> _STATED PROBLEM_:
Report back each line of the records that contains the string "aktualizacji".

> _GIVEN ENTRIES_:
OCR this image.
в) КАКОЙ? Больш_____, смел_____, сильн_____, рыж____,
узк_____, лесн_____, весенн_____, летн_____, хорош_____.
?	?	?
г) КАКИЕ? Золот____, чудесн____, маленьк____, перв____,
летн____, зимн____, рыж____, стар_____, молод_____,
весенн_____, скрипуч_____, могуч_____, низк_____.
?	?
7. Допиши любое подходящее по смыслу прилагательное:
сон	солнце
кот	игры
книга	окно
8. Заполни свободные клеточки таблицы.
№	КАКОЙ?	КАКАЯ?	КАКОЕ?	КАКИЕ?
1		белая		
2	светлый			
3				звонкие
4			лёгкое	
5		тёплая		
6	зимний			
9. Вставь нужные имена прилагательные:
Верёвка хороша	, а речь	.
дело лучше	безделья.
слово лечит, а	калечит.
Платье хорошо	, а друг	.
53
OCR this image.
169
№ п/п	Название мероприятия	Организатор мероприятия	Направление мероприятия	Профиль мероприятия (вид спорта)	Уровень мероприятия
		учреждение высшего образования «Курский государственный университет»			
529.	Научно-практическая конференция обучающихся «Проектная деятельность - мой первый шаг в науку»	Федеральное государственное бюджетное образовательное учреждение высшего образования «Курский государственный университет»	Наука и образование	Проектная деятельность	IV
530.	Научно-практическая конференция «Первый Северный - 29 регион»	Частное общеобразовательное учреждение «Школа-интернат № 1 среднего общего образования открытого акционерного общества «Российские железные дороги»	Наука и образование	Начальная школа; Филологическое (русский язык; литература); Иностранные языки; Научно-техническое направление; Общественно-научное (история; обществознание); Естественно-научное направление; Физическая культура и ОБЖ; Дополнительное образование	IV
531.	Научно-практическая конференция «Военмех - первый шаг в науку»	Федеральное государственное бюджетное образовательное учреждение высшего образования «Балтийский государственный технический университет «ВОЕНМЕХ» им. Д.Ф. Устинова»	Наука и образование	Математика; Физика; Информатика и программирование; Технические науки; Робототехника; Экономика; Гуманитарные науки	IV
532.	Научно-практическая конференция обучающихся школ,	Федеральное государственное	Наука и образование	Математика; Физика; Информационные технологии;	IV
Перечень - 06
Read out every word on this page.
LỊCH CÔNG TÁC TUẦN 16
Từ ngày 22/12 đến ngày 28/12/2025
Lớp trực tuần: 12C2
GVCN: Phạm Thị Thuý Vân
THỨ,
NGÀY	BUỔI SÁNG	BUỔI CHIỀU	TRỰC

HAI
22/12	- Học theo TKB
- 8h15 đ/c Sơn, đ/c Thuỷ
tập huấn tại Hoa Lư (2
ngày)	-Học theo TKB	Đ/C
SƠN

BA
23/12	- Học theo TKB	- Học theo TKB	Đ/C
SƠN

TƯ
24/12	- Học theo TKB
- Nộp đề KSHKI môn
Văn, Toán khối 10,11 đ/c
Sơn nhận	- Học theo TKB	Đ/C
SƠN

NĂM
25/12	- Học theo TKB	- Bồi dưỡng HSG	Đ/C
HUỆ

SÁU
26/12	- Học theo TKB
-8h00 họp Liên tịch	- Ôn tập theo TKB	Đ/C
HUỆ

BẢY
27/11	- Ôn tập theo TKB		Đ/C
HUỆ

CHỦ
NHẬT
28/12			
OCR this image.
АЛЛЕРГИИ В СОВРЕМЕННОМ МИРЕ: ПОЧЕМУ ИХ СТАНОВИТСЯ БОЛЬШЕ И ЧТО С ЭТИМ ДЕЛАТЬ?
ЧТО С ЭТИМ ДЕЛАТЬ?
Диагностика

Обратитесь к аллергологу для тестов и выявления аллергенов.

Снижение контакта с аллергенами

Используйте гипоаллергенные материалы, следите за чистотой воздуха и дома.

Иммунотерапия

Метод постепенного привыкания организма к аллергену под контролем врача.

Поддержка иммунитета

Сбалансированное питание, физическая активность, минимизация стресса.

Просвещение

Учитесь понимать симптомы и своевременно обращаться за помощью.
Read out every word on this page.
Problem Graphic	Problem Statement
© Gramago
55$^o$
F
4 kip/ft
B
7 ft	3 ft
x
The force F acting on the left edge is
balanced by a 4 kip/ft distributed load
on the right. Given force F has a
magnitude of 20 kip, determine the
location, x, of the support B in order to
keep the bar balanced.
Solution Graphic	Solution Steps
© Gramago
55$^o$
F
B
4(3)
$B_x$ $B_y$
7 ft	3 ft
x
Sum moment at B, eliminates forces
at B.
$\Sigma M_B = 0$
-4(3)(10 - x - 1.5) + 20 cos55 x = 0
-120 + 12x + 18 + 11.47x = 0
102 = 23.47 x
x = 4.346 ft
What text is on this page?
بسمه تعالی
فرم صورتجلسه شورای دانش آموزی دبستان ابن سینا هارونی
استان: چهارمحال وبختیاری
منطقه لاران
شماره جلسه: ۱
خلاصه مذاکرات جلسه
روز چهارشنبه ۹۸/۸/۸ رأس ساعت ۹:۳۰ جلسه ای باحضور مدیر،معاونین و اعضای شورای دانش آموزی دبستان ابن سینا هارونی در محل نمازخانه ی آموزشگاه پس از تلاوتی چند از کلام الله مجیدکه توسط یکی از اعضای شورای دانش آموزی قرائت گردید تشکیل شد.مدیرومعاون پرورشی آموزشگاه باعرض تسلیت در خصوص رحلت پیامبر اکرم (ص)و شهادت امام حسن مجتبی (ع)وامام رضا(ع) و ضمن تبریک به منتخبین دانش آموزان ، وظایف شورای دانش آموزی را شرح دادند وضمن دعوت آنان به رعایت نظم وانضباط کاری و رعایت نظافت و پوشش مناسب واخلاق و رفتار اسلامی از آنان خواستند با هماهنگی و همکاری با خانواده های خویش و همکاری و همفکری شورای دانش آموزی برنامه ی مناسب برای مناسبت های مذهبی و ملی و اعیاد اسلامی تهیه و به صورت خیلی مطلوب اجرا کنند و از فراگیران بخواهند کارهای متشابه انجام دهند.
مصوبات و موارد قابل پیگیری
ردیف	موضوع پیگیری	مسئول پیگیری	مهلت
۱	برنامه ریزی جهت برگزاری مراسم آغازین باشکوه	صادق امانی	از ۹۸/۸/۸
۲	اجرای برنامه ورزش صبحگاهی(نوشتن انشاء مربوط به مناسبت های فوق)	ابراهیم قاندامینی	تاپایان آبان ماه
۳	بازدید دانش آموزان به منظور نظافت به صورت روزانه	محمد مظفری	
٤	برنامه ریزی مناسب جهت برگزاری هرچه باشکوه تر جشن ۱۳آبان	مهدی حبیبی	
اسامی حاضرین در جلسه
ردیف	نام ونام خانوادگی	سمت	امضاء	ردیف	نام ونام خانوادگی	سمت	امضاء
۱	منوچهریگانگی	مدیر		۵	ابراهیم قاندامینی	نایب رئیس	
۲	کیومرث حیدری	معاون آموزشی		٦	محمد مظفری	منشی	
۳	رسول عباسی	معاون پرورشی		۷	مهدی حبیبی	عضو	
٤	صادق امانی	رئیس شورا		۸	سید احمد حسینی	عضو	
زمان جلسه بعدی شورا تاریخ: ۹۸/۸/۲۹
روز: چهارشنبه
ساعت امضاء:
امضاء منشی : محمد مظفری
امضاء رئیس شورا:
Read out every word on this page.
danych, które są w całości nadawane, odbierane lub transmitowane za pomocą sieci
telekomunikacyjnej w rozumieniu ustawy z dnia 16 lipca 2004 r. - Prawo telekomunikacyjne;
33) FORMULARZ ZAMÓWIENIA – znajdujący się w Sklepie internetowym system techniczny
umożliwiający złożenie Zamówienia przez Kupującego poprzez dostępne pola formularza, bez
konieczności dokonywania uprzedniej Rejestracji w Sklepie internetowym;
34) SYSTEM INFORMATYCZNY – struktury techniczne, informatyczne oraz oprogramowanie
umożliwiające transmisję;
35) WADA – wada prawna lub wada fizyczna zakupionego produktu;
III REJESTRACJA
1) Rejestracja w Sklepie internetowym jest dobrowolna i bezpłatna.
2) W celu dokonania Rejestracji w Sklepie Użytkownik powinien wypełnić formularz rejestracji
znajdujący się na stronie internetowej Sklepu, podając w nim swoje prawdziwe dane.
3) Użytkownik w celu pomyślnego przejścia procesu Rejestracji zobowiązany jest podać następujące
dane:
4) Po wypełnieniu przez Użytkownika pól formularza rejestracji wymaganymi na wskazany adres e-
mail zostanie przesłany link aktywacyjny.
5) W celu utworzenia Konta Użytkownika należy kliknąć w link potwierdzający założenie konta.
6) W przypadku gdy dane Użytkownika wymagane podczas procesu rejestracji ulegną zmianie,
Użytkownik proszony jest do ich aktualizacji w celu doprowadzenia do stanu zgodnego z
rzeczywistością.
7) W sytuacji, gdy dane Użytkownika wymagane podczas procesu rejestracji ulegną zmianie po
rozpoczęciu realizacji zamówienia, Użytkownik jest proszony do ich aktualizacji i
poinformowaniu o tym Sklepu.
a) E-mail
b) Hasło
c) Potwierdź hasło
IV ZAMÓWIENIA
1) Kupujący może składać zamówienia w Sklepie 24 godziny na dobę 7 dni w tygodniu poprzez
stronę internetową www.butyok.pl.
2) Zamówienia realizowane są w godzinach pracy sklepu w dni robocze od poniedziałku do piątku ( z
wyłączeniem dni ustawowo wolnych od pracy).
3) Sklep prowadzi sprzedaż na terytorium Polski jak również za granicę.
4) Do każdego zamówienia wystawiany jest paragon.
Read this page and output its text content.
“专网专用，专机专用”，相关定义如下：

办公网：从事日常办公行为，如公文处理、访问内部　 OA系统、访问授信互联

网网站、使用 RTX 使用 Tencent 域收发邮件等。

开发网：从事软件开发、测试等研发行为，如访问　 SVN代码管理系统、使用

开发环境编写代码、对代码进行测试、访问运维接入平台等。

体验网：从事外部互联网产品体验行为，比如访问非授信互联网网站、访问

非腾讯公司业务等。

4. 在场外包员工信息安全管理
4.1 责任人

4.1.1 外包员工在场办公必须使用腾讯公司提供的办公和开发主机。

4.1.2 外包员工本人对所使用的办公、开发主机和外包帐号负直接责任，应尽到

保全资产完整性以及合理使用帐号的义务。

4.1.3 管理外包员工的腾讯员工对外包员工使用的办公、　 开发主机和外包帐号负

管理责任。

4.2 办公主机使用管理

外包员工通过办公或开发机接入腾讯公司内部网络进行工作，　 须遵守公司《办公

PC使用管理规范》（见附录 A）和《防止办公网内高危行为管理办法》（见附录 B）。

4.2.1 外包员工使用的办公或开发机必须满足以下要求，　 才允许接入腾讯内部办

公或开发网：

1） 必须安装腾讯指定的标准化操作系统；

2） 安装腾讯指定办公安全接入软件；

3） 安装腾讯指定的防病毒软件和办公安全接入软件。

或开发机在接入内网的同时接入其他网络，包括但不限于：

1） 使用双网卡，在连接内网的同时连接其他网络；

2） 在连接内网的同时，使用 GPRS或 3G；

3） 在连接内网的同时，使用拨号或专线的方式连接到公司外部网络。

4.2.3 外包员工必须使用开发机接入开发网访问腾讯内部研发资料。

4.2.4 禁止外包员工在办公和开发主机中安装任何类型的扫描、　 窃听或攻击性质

> _EXERCISE SOLUTION_:
Użytkownik proszony jest do ich aktualizacji w celu doprowadzenia do stanu zgodnego z
rozpoczęciu realizacji zamówienia, Użytkownik jest proszony do ich aktualizacji i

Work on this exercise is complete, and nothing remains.